Problem to solve: Below are some entries. Copy each line that holds the string "frac".

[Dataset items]
━━━
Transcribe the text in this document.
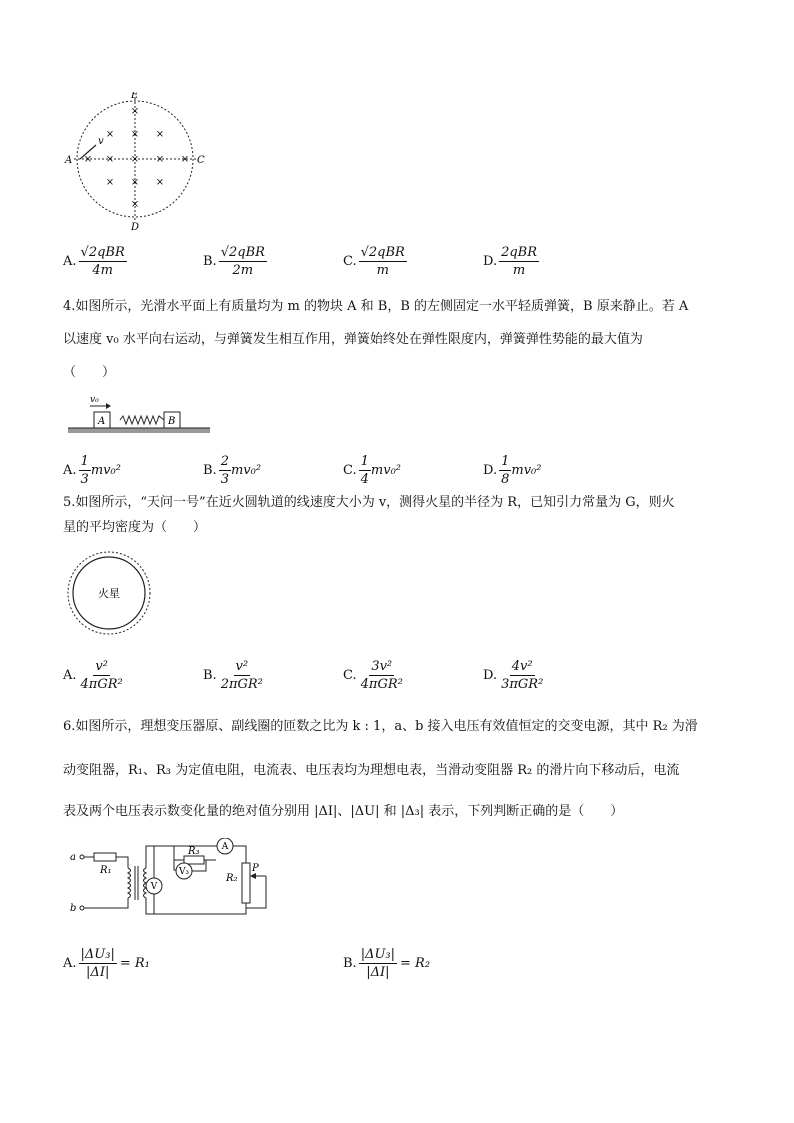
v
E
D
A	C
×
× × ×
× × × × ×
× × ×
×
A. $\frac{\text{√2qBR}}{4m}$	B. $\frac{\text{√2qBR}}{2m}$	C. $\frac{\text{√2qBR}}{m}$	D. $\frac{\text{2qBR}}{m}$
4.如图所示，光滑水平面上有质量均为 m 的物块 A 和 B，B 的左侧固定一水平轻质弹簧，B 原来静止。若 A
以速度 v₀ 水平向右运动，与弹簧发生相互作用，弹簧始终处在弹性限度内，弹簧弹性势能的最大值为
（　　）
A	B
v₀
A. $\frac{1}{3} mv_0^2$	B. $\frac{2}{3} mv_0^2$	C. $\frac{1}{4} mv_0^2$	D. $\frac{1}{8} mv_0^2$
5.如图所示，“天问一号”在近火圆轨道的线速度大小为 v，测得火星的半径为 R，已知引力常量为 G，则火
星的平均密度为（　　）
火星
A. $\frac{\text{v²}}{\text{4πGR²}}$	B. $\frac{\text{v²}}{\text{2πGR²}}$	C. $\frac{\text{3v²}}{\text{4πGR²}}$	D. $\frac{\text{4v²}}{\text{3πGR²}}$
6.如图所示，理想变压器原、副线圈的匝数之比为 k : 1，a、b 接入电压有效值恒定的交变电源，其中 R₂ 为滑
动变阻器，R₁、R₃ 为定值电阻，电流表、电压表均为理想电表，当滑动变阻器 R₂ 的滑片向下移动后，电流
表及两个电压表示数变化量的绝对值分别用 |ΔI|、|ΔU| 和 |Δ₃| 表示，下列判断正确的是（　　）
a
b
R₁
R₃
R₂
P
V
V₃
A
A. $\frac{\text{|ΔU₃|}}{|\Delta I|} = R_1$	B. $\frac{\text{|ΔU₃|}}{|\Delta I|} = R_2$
━━━
Complete response:
A. $\frac{\text{√2qBR}}{4m}$	B. $\frac{\text{√2qBR}}{2m}$	C. $\frac{\text{√2qBR}}{m}$	D. $\frac{\text{2qBR}}{m}$
A. $\frac{1}{3} mv_0^2$	B. $\frac{2}{3} mv_0^2$	C. $\frac{1}{4} mv_0^2$	D. $\frac{1}{8} mv_0^2$
A. $\frac{\text{v²}}{\text{4πGR²}}$	B. $\frac{\text{v²}}{\text{2πGR²}}$	C. $\frac{\text{3v²}}{\text{4πGR²}}$	D. $\frac{\text{4v²}}{\text{3πGR²}}$
A. $\frac{\text{|ΔU₃|}}{|\Delta I|} = R_1$	B. $\frac{\text{|ΔU₃|}}{|\Delta I|} = R_2$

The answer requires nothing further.